— start of RECORDS SHOWN —

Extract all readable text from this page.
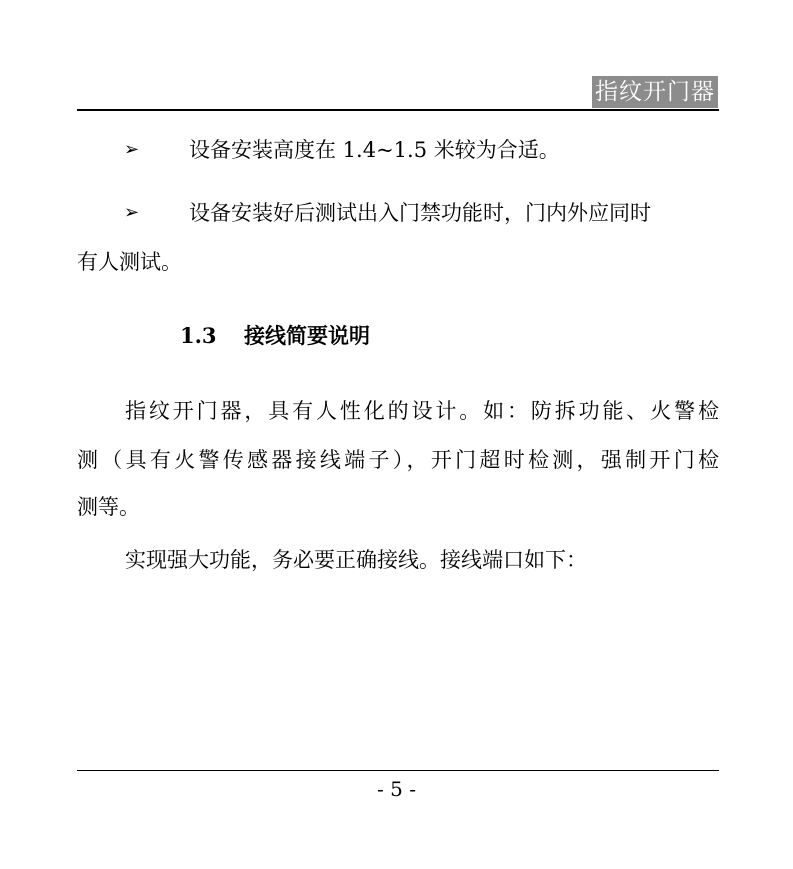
指纹开门器
➢ 设备安装高度在 1.4~1.5 米较为合适。
➢ 设备安装好后测试出入门禁功能时，门内外应同时
有人测试。
1.3 接线简要说明
指纹开门器，具有人性化的设计。如：防拆功能、火警检
测（具有火警传感器接线端子），开门超时检测，强制开门检
测等。
实现强大功能，务必要正确接线。接线端口如下：
- 5 -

— end of RECORDS SHOWN —

[REQUIRED WORK]: Repeat each entry exactly as given; no pictures belong in the copy.

[ANSWER TO THIS TASK]:
Extract all readable text from this page.
指纹开门器
➢ 设备安装高度在 1.4~1.5 米较为合适。
➢ 设备安装好后测试出入门禁功能时，门内外应同时
有人测试。
1.3 接线简要说明
指纹开门器，具有人性化的设计。如：防拆功能、火警检
测（具有火警传感器接线端子），开门超时检测，强制开门检
测等。
实现强大功能，务必要正确接线。接线端口如下：
- 5 -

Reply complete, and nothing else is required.